-- START --
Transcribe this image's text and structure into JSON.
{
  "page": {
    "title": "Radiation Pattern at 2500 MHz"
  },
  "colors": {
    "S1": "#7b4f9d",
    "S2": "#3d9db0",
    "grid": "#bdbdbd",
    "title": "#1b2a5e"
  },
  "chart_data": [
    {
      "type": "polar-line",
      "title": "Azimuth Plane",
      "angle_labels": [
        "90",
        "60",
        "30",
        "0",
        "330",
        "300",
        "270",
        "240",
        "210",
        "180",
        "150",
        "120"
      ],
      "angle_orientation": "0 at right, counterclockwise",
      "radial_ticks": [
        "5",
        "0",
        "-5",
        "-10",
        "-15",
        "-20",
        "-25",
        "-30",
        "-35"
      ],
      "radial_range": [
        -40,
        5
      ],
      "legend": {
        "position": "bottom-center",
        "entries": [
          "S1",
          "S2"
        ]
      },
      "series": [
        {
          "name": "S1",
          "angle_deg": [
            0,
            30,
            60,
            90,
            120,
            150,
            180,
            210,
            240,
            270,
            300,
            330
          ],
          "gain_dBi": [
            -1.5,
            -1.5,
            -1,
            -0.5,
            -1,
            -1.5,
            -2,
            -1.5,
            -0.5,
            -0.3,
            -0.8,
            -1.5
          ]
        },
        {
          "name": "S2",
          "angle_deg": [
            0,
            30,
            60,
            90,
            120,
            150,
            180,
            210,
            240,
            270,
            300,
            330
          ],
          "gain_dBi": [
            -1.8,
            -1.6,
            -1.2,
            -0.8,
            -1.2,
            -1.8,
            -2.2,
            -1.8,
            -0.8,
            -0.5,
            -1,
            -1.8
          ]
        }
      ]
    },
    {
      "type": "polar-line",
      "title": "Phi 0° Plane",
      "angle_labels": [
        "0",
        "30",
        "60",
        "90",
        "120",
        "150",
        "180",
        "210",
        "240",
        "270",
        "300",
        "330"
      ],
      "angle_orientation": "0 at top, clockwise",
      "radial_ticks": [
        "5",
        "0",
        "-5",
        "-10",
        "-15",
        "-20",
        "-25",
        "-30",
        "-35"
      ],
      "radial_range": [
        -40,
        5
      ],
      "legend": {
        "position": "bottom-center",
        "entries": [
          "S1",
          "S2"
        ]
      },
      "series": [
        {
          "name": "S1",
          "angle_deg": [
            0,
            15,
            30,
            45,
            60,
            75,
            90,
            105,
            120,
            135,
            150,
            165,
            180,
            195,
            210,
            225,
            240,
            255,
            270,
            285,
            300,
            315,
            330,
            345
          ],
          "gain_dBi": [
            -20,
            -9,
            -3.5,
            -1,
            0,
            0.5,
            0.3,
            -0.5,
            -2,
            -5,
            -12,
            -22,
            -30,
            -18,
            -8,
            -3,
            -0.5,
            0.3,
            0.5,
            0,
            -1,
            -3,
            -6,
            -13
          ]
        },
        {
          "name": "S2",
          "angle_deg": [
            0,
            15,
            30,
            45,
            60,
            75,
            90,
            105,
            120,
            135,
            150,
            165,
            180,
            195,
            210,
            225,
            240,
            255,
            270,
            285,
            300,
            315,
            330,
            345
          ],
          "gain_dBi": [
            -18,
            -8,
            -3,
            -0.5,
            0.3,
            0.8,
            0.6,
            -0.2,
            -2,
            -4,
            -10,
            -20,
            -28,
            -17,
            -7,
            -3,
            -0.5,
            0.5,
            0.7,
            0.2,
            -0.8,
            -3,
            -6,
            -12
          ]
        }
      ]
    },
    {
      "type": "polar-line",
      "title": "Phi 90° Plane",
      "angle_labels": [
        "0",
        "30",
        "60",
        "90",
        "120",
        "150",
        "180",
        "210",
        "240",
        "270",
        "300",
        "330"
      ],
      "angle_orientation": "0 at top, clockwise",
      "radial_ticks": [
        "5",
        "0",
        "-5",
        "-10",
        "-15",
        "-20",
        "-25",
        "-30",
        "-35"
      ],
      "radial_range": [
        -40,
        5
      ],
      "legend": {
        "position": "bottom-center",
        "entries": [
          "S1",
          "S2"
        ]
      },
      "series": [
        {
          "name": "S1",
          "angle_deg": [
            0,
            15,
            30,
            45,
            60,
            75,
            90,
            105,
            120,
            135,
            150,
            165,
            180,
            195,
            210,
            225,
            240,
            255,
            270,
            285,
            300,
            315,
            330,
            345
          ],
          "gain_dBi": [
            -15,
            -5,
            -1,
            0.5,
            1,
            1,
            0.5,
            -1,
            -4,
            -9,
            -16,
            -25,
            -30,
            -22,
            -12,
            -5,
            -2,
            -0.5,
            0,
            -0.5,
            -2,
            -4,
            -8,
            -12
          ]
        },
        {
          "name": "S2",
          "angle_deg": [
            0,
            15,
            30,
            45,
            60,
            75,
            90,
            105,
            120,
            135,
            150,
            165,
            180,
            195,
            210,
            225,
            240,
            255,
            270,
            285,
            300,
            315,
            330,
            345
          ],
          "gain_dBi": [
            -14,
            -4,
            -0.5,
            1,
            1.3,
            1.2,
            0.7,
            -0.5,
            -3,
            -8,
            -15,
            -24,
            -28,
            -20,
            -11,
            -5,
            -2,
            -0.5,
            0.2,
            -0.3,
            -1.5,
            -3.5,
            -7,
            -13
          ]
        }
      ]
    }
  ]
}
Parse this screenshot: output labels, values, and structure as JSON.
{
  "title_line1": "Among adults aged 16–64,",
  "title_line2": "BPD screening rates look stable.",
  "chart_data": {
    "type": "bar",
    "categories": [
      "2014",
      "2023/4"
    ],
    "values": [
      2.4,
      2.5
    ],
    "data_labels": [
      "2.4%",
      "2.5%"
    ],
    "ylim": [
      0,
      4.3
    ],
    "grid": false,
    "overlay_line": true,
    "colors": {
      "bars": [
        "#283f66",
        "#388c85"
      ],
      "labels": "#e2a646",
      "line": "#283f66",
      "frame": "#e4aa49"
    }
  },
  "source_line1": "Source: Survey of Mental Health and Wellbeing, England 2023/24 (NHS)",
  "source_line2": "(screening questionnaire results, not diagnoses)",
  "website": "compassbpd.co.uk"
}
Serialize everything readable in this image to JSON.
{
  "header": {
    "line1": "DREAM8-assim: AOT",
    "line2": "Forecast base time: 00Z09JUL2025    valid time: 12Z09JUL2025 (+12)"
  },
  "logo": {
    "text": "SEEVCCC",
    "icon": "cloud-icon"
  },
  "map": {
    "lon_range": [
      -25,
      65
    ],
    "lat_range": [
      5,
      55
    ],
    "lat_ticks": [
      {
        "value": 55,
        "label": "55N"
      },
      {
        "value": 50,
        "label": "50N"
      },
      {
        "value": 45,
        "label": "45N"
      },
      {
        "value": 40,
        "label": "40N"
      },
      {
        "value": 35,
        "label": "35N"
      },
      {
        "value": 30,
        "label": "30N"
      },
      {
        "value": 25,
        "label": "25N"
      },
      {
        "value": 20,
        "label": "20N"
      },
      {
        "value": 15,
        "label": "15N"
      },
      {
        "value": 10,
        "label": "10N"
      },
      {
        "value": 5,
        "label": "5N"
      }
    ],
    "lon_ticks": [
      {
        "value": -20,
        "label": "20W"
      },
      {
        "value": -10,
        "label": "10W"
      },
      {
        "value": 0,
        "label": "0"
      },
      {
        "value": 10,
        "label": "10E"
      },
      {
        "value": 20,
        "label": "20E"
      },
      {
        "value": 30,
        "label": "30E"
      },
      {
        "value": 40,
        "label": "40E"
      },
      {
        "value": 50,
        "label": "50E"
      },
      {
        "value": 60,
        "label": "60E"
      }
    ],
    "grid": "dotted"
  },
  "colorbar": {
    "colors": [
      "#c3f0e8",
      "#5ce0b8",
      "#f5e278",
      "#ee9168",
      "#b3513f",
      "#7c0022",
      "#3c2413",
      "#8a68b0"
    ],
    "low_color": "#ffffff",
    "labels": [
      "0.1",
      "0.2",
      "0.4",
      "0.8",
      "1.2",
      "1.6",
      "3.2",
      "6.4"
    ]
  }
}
-- END --
▶ Job: Only lines with the string "JSON" belong in your answer; copy each one.

▶ Expected answer:
Transcribe this image's text and structure into JSON.
Parse this screenshot: output labels, values, and structure as JSON.
Serialize everything readable in this image to JSON.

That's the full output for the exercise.